_Problem details_
Convert the records from their first line through the line that contains "we-text: oznacza jeden" into a Markdown table with the columns Item and Text, giving each line's number under Item and the line itself under Text and leaving out blank lines.

_Records for this exercise_
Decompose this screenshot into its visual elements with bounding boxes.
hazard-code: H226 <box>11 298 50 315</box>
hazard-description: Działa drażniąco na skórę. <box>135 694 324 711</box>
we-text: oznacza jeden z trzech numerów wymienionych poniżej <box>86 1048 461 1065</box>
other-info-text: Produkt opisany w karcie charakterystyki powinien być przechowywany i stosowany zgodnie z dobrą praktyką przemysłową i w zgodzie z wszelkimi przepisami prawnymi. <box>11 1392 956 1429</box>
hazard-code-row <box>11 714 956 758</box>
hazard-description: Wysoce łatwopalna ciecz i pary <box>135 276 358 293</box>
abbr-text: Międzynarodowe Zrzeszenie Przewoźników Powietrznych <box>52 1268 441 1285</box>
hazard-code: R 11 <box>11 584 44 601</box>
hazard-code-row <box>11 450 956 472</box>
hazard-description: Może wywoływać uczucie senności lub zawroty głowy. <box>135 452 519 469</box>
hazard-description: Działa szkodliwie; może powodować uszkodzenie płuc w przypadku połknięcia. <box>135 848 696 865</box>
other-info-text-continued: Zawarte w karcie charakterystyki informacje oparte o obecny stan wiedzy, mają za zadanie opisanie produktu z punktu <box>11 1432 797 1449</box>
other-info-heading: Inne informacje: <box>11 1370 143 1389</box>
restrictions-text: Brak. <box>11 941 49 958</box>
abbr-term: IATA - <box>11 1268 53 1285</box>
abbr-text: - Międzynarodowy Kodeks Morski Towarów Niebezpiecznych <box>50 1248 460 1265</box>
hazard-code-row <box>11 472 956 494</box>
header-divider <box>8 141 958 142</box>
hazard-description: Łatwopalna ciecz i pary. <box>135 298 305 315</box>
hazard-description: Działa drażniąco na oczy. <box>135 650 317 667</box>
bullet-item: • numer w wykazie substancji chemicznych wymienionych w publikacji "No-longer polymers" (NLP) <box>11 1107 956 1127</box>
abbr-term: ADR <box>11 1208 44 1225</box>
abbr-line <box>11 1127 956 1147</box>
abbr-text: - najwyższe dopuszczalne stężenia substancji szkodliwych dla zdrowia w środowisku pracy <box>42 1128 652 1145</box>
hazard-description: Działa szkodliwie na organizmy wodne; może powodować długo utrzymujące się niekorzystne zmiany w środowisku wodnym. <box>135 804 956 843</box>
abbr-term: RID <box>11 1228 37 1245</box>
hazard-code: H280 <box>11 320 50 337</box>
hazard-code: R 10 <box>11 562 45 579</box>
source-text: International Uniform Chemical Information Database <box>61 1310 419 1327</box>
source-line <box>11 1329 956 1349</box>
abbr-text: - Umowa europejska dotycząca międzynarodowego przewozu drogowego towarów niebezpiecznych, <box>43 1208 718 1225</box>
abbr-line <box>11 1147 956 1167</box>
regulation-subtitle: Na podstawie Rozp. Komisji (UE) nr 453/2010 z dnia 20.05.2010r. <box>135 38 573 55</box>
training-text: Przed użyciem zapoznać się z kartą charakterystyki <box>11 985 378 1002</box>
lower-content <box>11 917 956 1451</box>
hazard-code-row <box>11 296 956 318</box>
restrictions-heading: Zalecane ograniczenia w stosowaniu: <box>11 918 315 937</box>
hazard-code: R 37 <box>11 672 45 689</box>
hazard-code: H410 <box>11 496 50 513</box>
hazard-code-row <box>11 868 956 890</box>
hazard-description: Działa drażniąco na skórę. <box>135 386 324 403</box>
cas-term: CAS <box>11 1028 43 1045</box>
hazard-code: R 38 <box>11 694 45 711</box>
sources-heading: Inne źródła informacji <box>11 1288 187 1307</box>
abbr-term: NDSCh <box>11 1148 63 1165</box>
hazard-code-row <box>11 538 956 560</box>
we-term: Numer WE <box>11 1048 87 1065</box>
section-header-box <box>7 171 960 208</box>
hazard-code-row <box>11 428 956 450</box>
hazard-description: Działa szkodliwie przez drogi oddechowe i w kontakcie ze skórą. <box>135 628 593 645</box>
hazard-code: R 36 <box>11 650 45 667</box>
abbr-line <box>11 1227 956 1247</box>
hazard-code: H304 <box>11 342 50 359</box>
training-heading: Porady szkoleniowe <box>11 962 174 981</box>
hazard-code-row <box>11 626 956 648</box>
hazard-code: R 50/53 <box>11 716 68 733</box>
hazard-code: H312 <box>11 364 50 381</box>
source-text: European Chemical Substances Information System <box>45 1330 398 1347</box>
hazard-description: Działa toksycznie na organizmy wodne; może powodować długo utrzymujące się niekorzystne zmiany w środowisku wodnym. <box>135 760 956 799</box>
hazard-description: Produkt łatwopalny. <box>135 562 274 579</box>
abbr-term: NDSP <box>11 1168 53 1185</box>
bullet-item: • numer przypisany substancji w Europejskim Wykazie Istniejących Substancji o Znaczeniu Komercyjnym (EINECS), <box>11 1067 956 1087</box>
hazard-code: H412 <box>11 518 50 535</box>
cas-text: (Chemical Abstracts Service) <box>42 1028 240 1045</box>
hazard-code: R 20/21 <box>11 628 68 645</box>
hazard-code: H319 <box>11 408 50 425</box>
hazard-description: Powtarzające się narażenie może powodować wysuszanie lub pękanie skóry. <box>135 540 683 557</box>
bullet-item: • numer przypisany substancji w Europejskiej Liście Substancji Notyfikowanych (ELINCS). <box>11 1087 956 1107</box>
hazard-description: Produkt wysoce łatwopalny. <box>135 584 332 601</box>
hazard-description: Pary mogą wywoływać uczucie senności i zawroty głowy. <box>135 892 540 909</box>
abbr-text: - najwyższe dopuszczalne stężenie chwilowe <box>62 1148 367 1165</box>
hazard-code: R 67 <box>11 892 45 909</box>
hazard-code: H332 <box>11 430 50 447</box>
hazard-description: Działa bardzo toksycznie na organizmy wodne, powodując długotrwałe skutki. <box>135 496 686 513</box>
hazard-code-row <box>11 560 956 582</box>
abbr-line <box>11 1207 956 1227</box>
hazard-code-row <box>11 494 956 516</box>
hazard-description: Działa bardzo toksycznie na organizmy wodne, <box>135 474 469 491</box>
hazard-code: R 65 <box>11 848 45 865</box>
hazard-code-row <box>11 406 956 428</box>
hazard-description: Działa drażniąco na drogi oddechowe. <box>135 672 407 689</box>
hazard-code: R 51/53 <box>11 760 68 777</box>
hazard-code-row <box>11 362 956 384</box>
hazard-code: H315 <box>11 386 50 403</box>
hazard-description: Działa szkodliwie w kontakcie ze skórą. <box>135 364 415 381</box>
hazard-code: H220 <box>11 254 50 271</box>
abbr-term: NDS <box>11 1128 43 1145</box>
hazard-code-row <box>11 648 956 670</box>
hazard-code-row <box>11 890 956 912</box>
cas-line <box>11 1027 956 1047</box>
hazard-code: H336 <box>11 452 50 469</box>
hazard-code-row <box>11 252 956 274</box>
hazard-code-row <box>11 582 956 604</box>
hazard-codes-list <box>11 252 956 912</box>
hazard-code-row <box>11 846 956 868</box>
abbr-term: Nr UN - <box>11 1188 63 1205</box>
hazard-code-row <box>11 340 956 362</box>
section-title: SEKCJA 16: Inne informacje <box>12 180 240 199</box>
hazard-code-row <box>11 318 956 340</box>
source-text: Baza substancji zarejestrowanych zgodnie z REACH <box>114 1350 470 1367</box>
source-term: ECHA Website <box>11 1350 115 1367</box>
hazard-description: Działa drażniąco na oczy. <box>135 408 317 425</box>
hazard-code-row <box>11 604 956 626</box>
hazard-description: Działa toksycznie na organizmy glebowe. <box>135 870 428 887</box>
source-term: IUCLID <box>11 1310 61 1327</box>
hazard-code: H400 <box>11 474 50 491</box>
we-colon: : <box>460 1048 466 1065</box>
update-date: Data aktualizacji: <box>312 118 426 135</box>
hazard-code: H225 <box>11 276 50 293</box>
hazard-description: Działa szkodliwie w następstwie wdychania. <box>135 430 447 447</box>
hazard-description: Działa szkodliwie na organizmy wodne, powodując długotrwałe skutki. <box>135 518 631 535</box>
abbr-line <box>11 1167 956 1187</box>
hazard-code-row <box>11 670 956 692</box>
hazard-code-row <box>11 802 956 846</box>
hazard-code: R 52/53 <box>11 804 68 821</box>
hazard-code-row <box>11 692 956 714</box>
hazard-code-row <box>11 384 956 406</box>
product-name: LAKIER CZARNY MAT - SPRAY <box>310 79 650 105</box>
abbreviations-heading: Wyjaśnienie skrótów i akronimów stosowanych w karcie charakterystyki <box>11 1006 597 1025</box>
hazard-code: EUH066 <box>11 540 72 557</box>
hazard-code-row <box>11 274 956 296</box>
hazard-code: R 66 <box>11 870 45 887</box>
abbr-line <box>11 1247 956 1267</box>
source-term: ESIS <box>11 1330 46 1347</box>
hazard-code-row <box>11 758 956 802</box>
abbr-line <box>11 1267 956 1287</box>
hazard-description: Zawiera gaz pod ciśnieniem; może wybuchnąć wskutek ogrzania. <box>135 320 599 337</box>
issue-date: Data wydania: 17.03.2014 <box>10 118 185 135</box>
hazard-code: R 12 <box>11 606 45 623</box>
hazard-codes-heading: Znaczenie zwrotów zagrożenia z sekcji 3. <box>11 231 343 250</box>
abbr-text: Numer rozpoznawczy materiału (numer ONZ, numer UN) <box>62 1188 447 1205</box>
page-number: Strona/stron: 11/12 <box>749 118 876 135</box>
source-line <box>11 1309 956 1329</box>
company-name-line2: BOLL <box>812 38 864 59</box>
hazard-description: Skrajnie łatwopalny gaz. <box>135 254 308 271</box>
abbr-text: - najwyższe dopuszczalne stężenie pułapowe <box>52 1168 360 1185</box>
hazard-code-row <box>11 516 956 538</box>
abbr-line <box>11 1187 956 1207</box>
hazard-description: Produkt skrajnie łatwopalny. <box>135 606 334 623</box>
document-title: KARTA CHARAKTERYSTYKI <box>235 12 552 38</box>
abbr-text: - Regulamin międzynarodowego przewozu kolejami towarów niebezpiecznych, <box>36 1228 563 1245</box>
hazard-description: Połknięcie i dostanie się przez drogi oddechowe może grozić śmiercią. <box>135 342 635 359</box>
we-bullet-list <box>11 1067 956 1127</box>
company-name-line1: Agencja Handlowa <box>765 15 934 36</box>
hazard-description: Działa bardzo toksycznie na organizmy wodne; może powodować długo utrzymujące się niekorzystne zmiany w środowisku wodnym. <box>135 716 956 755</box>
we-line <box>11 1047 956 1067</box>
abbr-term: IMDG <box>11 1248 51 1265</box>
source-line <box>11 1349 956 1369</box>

_The answer_
| Item | Text |
|---|---|
| 1 | Decompose this screenshot into its visual elements with bounding boxes. |
| 2 | hazard-code: H226 <box>11 298 50 315</box> |
| 3 | hazard-description: Działa drażniąco na skórę. <box>135 694 324 711</box> |
| 4 | we-text: oznacza jeden z trzech numerów wymienionych poniżej <box>86 1048 461 1065</box> |